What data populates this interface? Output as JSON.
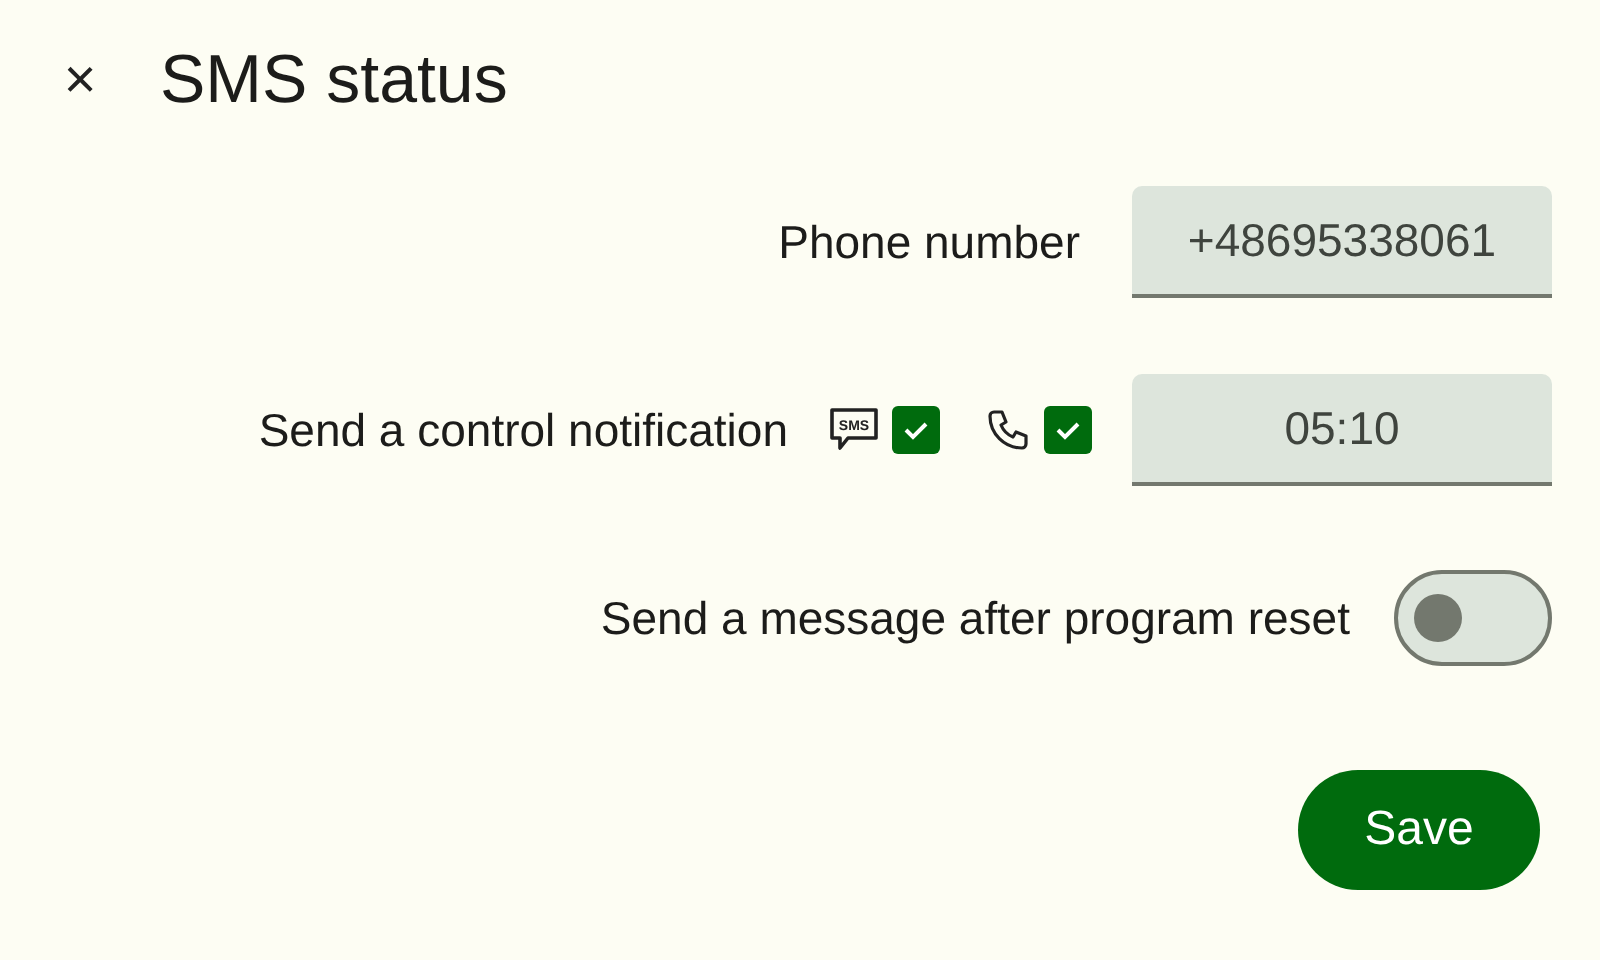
{
  "header": {
    "close": "×",
    "title": "SMS status"
  },
  "phone": {
    "label": "Phone number",
    "value": "+48695338061"
  },
  "notification": {
    "label": "Send a control notification",
    "sms_icon_text": "SMS",
    "sms_checked": true,
    "call_checked": true,
    "time": "05:10"
  },
  "reset": {
    "label": "Send a message after program reset",
    "on": false
  },
  "save": "Save"
}
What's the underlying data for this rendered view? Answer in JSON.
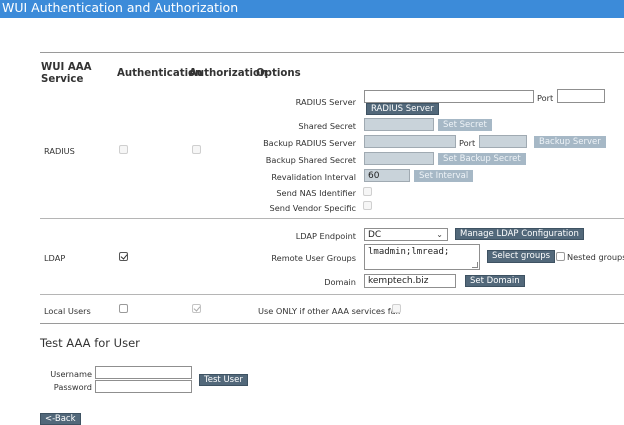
{
  "header": {
    "title": "WUI Authentication and Authorization"
  },
  "table": {
    "col_service": "WUI AAA Service",
    "col_authentication": "Authentication",
    "col_authorization": "Authorization",
    "col_options": "Options"
  },
  "radius": {
    "label": "RADIUS",
    "server_label": "RADIUS Server",
    "server_value": "",
    "port_label": "Port",
    "port_value": "",
    "server_button": "RADIUS Server",
    "secret_label": "Shared Secret",
    "secret_value": "",
    "secret_button": "Set Secret",
    "backup_server_label": "Backup RADIUS Server",
    "backup_port_label": "Port",
    "backup_server_button": "Backup Server",
    "backup_secret_label": "Backup Shared Secret",
    "backup_secret_button": "Set Backup Secret",
    "revalidation_label": "Revalidation Interval",
    "revalidation_value": "60",
    "interval_button": "Set Interval",
    "nas_label": "Send NAS Identifier",
    "vendor_label": "Send Vendor Specific"
  },
  "ldap": {
    "label": "LDAP",
    "endpoint_label": "LDAP Endpoint",
    "endpoint_value": "DC",
    "manage_button": "Manage LDAP Configuration",
    "groups_label": "Remote User Groups",
    "groups_value": "lmadmin;lmread;",
    "select_groups_button": "Select groups",
    "nested_groups_label": "Nested groups",
    "domain_label": "Domain",
    "domain_value": "kemptech.biz",
    "set_domain_button": "Set Domain"
  },
  "local": {
    "label": "Local Users",
    "only_if_fail_label": "Use ONLY if other AAA services fail"
  },
  "test": {
    "title": "Test AAA for User",
    "username_label": "Username",
    "username_value": "",
    "password_label": "Password",
    "password_value": "",
    "test_button": "Test User"
  },
  "back_button": "<-Back"
}
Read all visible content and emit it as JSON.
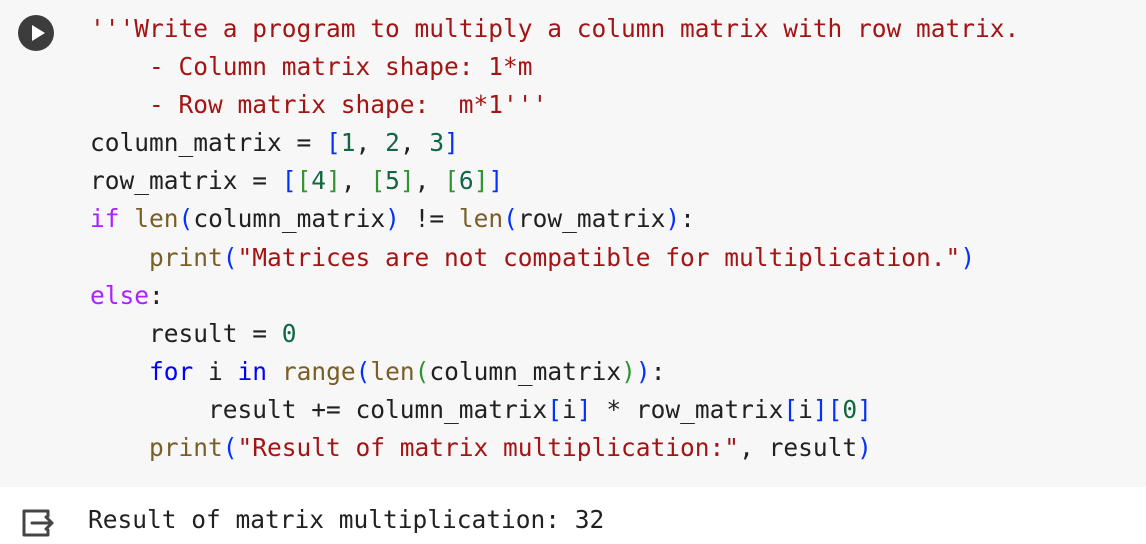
{
  "cell": {
    "run_button_icon": "play-circle-icon",
    "code_lines": [
      "'''Write a program to multiply a column matrix with row matrix.",
      "    - Column matrix shape: 1*m",
      "    - Row matrix shape:  m*1'''",
      "column_matrix = [1, 2, 3]",
      "row_matrix = [[4], [5], [6]]",
      "if len(column_matrix) != len(row_matrix):",
      "    print(\"Matrices are not compatible for multiplication.\")",
      "else:",
      "    result = 0",
      "    for i in range(len(column_matrix)):",
      "        result += column_matrix[i] * row_matrix[i][0]",
      "    print(\"Result of matrix multiplication:\", result)"
    ]
  },
  "output": {
    "icon": "output-arrow-icon",
    "text": "Result of matrix multiplication: 32"
  },
  "colors": {
    "string": "#a31515",
    "number": "#116644",
    "keyword_control": "#aa22ff",
    "keyword_loop": "#0000ff",
    "function": "#795e26",
    "bracket_level1": "#0431fa",
    "bracket_level2": "#319331",
    "bracket_level3": "#7b3814",
    "cell_background": "#f7f7f7"
  }
}
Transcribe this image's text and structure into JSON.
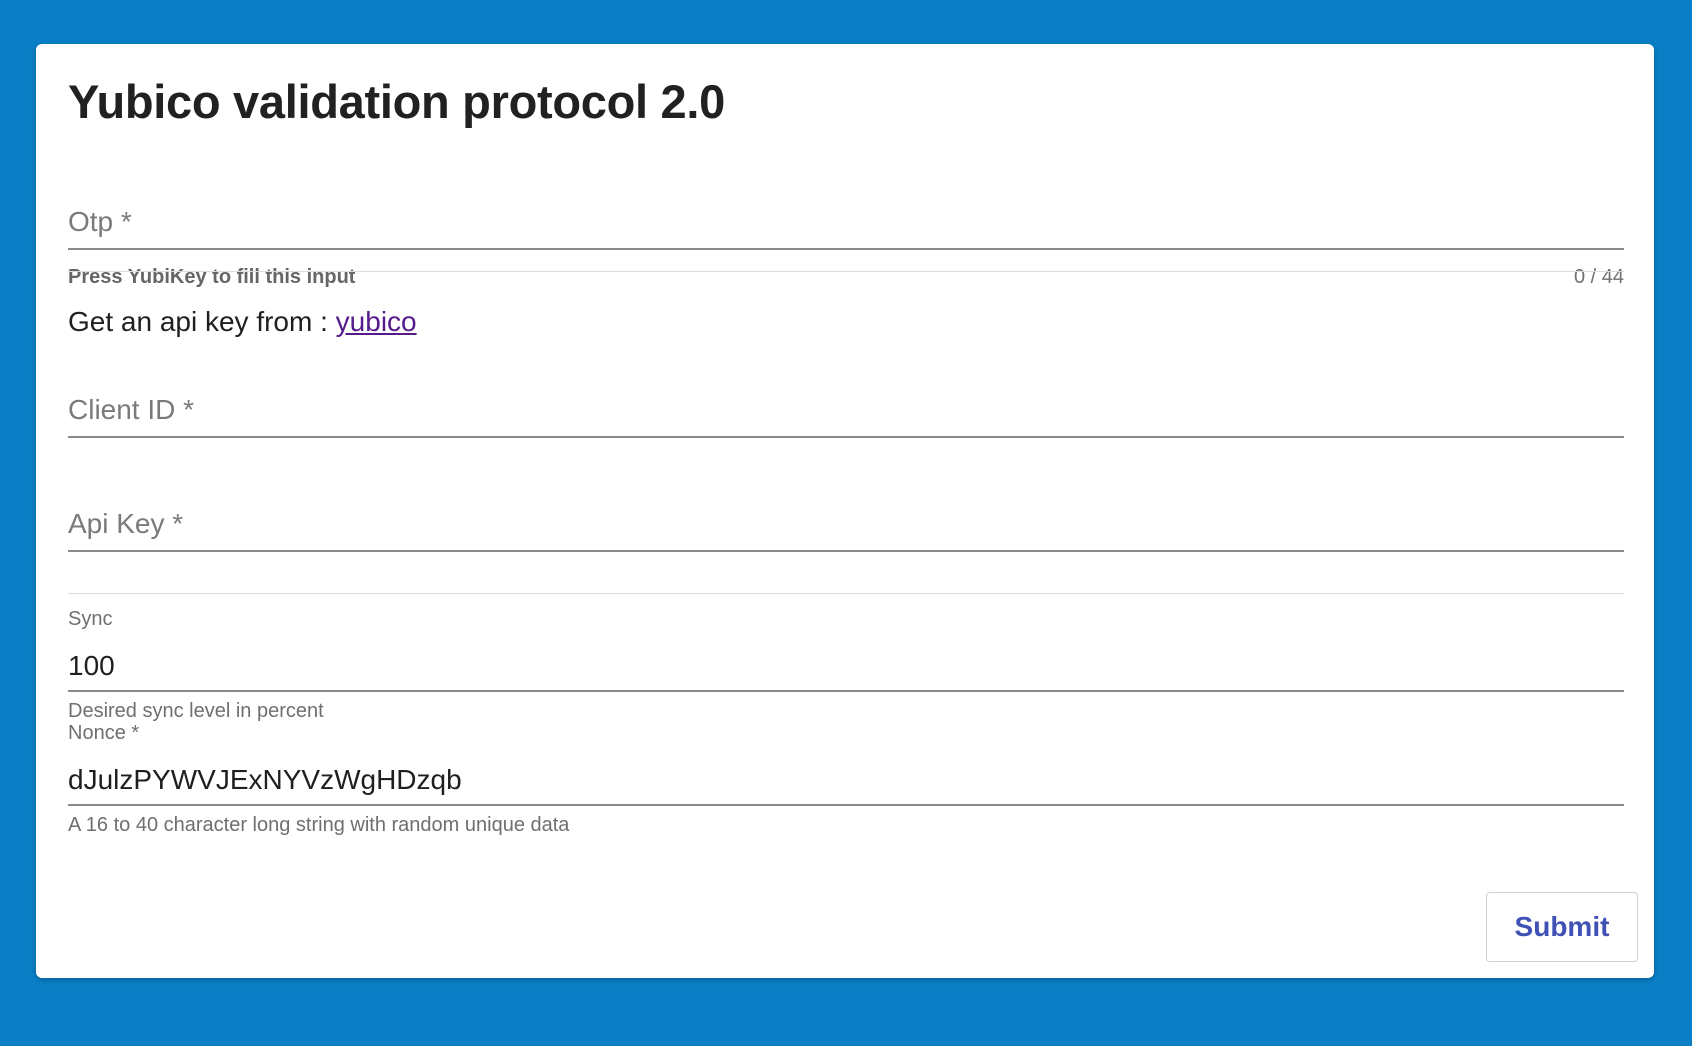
{
  "page": {
    "title": "Yubico validation protocol 2.0"
  },
  "otp": {
    "placeholder": "Otp *",
    "hint": "Press YubiKey to fill this input",
    "counter": "0 / 44"
  },
  "apikey_info": {
    "text": "Get an api key from : ",
    "link_label": "yubico"
  },
  "client_id": {
    "placeholder": "Client ID *"
  },
  "api_key": {
    "placeholder": "Api Key *"
  },
  "sync": {
    "label": "Sync",
    "value": "100",
    "hint": "Desired sync level in percent"
  },
  "nonce": {
    "label": "Nonce *",
    "value": "dJulzPYWVJExNYVzWgHDzqb",
    "hint": "A 16 to 40 character long string with random unique data"
  },
  "actions": {
    "submit_label": "Submit"
  },
  "colors": {
    "background": "#0a7fc6",
    "card": "#ffffff",
    "link": "#551a8b",
    "button_text": "#3f51b5"
  }
}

☆ ☆ ☆

| What is being asked |
Check each line above for the word "hint" and copy the ones that have it.

| Result |
    "hint": "Press YubiKey to fill this input",
    "hint": "Desired sync level in percent"
    "hint": "A 16 to 40 character long string with random unique data"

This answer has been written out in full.